━━━━━ Data supplied

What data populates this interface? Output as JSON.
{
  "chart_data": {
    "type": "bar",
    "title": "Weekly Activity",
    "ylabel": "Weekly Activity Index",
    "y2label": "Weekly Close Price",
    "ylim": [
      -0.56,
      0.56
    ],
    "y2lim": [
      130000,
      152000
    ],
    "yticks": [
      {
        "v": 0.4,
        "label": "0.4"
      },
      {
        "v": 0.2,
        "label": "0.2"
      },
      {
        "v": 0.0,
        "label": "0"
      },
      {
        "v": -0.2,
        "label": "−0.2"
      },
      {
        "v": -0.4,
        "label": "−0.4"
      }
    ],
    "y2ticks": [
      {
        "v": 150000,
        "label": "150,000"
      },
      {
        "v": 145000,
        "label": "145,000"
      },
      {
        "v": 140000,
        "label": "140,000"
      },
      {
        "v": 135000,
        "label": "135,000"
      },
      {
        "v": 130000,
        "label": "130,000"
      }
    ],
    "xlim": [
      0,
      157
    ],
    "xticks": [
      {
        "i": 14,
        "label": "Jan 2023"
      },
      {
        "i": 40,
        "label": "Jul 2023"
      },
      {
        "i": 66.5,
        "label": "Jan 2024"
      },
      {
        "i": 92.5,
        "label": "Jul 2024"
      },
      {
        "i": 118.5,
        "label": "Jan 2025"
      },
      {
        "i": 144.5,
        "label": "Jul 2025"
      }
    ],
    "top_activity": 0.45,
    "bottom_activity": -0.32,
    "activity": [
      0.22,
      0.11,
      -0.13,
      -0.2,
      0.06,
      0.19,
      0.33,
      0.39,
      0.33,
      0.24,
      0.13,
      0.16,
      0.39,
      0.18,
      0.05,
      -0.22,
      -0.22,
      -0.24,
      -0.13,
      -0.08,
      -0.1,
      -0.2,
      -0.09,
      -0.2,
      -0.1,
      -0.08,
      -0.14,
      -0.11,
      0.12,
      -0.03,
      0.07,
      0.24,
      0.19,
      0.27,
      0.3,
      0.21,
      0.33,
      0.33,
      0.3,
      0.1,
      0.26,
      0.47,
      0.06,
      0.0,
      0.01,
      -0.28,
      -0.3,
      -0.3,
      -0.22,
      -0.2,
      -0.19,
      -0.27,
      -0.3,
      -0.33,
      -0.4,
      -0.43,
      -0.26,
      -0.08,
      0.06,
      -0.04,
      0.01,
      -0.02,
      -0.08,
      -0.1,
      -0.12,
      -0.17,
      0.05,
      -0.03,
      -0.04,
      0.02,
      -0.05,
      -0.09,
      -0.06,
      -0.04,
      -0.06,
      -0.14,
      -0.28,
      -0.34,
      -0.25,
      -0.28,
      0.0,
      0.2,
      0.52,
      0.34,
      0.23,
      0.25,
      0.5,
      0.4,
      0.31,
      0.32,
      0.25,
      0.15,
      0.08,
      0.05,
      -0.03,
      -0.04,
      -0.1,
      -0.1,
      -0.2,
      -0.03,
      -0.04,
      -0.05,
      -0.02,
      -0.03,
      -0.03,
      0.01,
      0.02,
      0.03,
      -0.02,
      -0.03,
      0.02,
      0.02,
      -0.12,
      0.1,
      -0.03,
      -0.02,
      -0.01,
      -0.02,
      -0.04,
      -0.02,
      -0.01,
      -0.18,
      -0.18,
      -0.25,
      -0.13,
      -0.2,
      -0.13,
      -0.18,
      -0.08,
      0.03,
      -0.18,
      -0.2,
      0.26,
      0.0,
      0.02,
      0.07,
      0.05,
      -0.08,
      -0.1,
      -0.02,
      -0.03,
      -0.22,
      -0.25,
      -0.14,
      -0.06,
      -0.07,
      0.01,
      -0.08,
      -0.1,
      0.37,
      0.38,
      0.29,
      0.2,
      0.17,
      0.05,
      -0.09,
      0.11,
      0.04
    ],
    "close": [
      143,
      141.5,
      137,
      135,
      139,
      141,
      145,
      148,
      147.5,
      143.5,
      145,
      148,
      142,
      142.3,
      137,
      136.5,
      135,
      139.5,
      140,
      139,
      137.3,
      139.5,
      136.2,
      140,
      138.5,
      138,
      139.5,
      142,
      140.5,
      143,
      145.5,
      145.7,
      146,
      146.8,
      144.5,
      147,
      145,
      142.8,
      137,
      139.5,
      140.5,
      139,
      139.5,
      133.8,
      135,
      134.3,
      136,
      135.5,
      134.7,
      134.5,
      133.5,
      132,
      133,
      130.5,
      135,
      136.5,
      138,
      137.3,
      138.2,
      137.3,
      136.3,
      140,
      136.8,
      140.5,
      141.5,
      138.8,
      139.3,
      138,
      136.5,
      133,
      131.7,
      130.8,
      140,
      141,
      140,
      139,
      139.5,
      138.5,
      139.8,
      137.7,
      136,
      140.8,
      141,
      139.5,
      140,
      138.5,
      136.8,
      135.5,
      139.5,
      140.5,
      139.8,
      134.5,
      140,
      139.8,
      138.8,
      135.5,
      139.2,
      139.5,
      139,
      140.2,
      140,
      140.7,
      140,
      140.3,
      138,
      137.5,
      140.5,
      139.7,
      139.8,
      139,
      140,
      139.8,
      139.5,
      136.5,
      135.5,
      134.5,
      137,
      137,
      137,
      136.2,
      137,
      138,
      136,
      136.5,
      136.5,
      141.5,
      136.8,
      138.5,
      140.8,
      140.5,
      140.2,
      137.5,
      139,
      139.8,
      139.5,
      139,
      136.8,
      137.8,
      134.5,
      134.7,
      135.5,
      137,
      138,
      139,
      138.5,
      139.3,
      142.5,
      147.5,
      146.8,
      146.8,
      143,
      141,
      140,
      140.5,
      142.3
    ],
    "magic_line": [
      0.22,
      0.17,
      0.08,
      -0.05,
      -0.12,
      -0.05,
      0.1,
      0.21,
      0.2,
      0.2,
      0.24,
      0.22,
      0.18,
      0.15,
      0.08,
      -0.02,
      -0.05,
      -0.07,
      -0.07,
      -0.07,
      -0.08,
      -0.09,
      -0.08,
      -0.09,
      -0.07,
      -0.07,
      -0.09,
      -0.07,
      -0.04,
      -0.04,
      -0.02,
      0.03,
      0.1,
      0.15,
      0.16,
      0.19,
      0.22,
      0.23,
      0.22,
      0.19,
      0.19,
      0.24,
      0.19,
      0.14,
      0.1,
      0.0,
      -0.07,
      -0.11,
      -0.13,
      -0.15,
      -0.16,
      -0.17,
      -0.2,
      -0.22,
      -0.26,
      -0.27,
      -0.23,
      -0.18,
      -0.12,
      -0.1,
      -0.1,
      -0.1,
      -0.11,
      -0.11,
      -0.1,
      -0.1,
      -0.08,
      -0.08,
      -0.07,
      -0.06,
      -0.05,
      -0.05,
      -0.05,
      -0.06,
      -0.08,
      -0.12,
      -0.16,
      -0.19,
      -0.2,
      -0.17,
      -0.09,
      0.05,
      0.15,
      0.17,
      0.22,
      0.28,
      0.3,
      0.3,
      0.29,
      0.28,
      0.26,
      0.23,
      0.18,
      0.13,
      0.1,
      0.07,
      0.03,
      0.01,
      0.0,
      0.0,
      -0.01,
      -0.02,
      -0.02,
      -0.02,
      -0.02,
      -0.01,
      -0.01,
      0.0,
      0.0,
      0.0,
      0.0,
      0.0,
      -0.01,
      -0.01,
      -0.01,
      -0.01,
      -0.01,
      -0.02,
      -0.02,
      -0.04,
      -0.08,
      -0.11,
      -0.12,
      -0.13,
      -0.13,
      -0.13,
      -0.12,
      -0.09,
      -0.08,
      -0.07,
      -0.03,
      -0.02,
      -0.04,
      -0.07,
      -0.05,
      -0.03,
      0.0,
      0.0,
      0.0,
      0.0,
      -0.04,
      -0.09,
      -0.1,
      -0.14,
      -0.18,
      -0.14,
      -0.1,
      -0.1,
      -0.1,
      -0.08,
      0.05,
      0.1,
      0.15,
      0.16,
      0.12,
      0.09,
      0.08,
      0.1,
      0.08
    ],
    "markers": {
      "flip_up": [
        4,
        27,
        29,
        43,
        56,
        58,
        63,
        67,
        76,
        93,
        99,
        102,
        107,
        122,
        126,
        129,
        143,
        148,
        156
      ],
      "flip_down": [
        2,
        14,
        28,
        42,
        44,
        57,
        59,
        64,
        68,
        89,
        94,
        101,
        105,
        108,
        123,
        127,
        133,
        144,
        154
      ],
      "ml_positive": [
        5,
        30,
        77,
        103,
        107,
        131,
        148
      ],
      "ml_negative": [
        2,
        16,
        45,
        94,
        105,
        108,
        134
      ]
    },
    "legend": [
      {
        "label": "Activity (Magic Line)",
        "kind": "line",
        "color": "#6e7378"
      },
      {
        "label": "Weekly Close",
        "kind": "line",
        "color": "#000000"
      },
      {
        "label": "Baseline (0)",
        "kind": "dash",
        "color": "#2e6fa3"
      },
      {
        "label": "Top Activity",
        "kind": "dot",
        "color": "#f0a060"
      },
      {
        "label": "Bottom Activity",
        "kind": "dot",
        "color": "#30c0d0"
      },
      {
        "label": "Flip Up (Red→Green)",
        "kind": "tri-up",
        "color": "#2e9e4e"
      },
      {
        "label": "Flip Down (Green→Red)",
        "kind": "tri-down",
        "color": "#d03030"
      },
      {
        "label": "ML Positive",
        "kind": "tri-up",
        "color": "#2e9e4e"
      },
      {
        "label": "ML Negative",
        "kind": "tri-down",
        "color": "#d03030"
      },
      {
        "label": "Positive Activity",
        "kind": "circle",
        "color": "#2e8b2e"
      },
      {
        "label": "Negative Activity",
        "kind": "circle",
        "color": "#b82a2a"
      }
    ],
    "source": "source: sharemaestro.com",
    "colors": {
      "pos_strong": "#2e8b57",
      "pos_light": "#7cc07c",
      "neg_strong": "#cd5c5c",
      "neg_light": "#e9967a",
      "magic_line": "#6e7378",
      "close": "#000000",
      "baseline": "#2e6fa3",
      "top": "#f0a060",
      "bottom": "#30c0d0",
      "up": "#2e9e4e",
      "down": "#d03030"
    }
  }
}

━━━━━━━━━━

* [Task requirements]
Using the material above, gather every line that includes "Weekly".

* [Task answer]
    "title": "Weekly Activity",
    "ylabel": "Weekly Activity Index",
    "y2label": "Weekly Close Price",
        "label": "Weekly Close",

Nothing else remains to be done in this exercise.